Task description:
Set down the material once more, exactly as it appears.

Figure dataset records
— BEGIN —

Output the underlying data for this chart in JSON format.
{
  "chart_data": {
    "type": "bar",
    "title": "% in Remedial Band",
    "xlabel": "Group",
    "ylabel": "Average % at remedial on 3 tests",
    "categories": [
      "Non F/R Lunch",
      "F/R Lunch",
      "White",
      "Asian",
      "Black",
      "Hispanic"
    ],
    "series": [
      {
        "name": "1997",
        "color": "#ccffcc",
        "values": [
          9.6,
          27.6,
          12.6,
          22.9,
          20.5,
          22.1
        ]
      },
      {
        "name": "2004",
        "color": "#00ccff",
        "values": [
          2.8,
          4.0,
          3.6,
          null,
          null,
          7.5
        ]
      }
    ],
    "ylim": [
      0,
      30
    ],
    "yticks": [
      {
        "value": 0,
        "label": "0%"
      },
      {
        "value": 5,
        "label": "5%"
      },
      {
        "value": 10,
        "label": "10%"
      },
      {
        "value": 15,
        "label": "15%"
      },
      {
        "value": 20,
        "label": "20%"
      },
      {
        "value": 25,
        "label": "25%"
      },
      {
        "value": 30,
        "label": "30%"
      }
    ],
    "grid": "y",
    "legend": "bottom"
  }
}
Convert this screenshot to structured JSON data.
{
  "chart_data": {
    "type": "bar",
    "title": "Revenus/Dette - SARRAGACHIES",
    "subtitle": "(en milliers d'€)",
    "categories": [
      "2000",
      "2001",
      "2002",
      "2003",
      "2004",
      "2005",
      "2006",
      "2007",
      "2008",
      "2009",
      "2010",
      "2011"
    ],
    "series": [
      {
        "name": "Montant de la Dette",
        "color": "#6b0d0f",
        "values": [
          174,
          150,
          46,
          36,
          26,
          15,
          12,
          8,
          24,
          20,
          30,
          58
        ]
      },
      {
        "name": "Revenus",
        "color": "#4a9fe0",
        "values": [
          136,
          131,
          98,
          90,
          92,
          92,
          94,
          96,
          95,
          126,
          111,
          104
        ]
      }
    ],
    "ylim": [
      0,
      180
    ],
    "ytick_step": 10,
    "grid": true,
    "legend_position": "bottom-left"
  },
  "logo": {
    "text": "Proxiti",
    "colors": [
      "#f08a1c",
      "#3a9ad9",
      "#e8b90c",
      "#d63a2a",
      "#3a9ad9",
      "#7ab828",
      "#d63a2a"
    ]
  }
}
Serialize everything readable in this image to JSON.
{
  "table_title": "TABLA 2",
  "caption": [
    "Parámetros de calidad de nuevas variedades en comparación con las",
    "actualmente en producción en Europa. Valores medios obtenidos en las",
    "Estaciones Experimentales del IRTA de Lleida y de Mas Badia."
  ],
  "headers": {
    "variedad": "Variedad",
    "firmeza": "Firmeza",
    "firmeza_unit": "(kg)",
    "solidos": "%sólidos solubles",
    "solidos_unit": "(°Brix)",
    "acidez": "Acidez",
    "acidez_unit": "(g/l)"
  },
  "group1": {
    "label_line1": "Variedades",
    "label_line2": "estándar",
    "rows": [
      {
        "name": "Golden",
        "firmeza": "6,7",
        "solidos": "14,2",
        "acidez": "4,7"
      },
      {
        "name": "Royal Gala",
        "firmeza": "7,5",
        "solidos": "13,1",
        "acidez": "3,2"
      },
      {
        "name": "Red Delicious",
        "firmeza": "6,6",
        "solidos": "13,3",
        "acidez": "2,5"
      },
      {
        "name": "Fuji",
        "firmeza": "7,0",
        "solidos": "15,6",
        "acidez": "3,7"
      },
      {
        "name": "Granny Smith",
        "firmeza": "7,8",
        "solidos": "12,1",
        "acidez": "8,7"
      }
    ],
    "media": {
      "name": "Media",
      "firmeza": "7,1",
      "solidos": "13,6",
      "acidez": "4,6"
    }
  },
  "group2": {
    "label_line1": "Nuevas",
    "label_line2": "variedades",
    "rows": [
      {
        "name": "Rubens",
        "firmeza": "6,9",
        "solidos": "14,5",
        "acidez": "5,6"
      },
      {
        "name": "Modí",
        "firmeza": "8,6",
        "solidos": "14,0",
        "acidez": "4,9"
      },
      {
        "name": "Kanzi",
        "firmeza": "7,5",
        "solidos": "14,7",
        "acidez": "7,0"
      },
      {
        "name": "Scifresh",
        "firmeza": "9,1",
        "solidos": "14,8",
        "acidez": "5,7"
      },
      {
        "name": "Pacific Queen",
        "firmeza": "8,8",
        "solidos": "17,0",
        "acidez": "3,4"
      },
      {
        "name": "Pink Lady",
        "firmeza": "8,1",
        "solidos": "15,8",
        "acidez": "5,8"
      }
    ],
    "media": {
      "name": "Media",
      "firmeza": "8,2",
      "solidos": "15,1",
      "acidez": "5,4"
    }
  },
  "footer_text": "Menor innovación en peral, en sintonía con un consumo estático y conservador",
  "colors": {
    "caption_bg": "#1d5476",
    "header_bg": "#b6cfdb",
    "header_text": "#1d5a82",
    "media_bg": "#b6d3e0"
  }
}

— END —

Exercise result:
Output the underlying data for this chart in JSON format.
{
  "chart_data": {
    "type": "bar",
    "title": "% in Remedial Band",
    "xlabel": "Group",
    "ylabel": "Average % at remedial on 3 tests",
    "categories": [
      "Non F/R Lunch",
      "F/R Lunch",
      "White",
      "Asian",
      "Black",
      "Hispanic"
    ],
    "series": [
      {
        "name": "1997",
        "color": "#ccffcc",
        "values": [
          9.6,
          27.6,
          12.6,
          22.9,
          20.5,
          22.1
        ]
      },
      {
        "name": "2004",
        "color": "#00ccff",
        "values": [
          2.8,
          4.0,
          3.6,
          null,
          null,
          7.5
        ]
      }
    ],
    "ylim": [
      0,
      30
    ],
    "yticks": [
      {
        "value": 0,
        "label": "0%"
      },
      {
        "value": 5,
        "label": "5%"
      },
      {
        "value": 10,
        "label": "10%"
      },
      {
        "value": 15,
        "label": "15%"
      },
      {
        "value": 20,
        "label": "20%"
      },
      {
        "value": 25,
        "label": "25%"
      },
      {
        "value": 30,
        "label": "30%"
      }
    ],
    "grid": "y",
    "legend": "bottom"
  }
}
Convert this screenshot to structured JSON data.
{
  "chart_data": {
    "type": "bar",
    "title": "Revenus/Dette - SARRAGACHIES",
    "subtitle": "(en milliers d'€)",
    "categories": [
      "2000",
      "2001",
      "2002",
      "2003",
      "2004",
      "2005",
      "2006",
      "2007",
      "2008",
      "2009",
      "2010",
      "2011"
    ],
    "series": [
      {
        "name": "Montant de la Dette",
        "color": "#6b0d0f",
        "values": [
          174,
          150,
          46,
          36,
          26,
          15,
          12,
          8,
          24,
          20,
          30,
          58
        ]
      },
      {
        "name": "Revenus",
        "color": "#4a9fe0",
        "values": [
          136,
          131,
          98,
          90,
          92,
          92,
          94,
          96,
          95,
          126,
          111,
          104
        ]
      }
    ],
    "ylim": [
      0,
      180
    ],
    "ytick_step": 10,
    "grid": true,
    "legend_position": "bottom-left"
  },
  "logo": {
    "text": "Proxiti",
    "colors": [
      "#f08a1c",
      "#3a9ad9",
      "#e8b90c",
      "#d63a2a",
      "#3a9ad9",
      "#7ab828",
      "#d63a2a"
    ]
  }
}
Serialize everything readable in this image to JSON.
{
  "table_title": "TABLA 2",
  "caption": [
    "Parámetros de calidad de nuevas variedades en comparación con las",
    "actualmente en producción en Europa. Valores medios obtenidos en las",
    "Estaciones Experimentales del IRTA de Lleida y de Mas Badia."
  ],
  "headers": {
    "variedad": "Variedad",
    "firmeza": "Firmeza",
    "firmeza_unit": "(kg)",
    "solidos": "%sólidos solubles",
    "solidos_unit": "(°Brix)",
    "acidez": "Acidez",
    "acidez_unit": "(g/l)"
  },
  "group1": {
    "label_line1": "Variedades",
    "label_line2": "estándar",
    "rows": [
      {
        "name": "Golden",
        "firmeza": "6,7",
        "solidos": "14,2",
        "acidez": "4,7"
      },
      {
        "name": "Royal Gala",
        "firmeza": "7,5",
        "solidos": "13,1",
        "acidez": "3,2"
      },
      {
        "name": "Red Delicious",
        "firmeza": "6,6",
        "solidos": "13,3",
        "acidez": "2,5"
      },
      {
        "name": "Fuji",
        "firmeza": "7,0",
        "solidos": "15,6",
        "acidez": "3,7"
      },
      {
        "name": "Granny Smith",
        "firmeza": "7,8",
        "solidos": "12,1",
        "acidez": "8,7"
      }
    ],
    "media": {
      "name": "Media",
      "firmeza": "7,1",
      "solidos": "13,6",
      "acidez": "4,6"
    }
  },
  "group2": {
    "label_line1": "Nuevas",
    "label_line2": "variedades",
    "rows": [
      {
        "name": "Rubens",
        "firmeza": "6,9",
        "solidos": "14,5",
        "acidez": "5,6"
      },
      {
        "name": "Modí",
        "firmeza": "8,6",
        "solidos": "14,0",
        "acidez": "4,9"
      },
      {
        "name": "Kanzi",
        "firmeza": "7,5",
        "solidos": "14,7",
        "acidez": "7,0"
      },
      {
        "name": "Scifresh",
        "firmeza": "9,1",
        "solidos": "14,8",
        "acidez": "5,7"
      },
      {
        "name": "Pacific Queen",
        "firmeza": "8,8",
        "solidos": "17,0",
        "acidez": "3,4"
      },
      {
        "name": "Pink Lady",
        "firmeza": "8,1",
        "solidos": "15,8",
        "acidez": "5,8"
      }
    ],
    "media": {
      "name": "Media",
      "firmeza": "8,2",
      "solidos": "15,1",
      "acidez": "5,4"
    }
  },
  "footer_text": "Menor innovación en peral, en sintonía con un consumo estático y conservador",
  "colors": {
    "caption_bg": "#1d5476",
    "header_bg": "#b6cfdb",
    "header_text": "#1d5a82",
    "media_bg": "#b6d3e0"
  }
}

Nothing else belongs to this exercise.